=== PROBLEM TO WORK ON ===
Wherever the word "Then" shows up in a line, please copy that line.
'''
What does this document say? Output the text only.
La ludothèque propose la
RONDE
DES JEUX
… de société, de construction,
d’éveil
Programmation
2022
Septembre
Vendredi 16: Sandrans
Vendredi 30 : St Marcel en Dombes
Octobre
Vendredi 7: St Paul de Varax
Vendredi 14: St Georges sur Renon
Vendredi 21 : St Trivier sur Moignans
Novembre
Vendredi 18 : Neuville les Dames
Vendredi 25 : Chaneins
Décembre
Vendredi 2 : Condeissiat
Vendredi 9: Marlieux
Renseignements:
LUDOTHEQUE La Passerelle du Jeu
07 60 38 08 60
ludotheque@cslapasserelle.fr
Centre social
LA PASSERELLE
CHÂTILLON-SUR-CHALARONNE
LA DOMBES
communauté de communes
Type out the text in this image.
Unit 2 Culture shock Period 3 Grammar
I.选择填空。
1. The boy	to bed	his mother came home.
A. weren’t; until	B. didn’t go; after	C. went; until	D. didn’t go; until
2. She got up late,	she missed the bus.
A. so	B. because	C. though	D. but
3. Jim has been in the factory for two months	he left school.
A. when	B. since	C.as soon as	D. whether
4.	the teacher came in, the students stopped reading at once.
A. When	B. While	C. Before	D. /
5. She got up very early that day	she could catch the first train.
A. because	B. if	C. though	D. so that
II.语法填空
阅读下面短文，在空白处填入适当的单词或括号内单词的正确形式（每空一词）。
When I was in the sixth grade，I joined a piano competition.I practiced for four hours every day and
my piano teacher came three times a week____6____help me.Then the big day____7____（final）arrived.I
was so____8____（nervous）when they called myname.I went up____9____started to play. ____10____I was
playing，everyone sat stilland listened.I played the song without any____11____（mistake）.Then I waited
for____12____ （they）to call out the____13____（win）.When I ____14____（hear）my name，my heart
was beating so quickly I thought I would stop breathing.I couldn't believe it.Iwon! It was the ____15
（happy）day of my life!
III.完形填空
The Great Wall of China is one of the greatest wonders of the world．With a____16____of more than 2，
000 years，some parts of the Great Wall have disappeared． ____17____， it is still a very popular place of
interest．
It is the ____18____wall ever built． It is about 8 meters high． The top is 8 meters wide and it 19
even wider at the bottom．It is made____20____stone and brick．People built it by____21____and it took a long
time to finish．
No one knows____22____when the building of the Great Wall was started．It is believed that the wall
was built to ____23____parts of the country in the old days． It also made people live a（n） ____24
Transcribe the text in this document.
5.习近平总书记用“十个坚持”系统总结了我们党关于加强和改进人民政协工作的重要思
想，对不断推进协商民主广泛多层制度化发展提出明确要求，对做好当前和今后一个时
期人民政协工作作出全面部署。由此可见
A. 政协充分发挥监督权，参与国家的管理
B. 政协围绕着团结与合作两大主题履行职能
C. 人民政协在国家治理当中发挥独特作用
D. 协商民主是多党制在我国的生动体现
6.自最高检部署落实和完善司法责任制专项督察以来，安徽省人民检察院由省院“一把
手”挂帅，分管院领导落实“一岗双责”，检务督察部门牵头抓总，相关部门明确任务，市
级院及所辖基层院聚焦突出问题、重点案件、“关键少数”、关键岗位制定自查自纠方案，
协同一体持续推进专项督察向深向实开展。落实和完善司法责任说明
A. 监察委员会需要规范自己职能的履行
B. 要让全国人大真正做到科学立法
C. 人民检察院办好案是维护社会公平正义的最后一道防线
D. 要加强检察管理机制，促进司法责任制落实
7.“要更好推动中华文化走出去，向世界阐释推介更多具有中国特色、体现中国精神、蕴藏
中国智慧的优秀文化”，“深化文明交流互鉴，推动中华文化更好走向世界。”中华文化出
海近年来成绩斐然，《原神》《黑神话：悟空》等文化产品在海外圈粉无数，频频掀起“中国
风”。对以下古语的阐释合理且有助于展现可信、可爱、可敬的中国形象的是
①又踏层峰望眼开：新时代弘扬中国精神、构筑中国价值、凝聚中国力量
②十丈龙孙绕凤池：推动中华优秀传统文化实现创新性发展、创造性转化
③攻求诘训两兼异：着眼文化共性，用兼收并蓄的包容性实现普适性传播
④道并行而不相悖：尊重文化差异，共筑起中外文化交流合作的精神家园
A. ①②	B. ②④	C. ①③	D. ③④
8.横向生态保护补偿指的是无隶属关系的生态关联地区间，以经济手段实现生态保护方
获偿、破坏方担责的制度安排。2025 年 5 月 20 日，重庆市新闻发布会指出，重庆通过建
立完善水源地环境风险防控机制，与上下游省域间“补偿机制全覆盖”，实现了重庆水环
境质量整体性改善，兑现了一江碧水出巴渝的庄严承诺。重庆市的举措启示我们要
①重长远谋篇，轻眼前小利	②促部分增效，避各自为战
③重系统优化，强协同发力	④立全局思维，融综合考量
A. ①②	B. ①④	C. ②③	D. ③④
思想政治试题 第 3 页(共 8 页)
'''
=== WORKED ANSWER ===
my piano teacher came three times a week____6____help me.Then the big day____7____（final）arrived.I
playing，everyone sat stilland listened.I played the song without any____11____（mistake）.Then I waited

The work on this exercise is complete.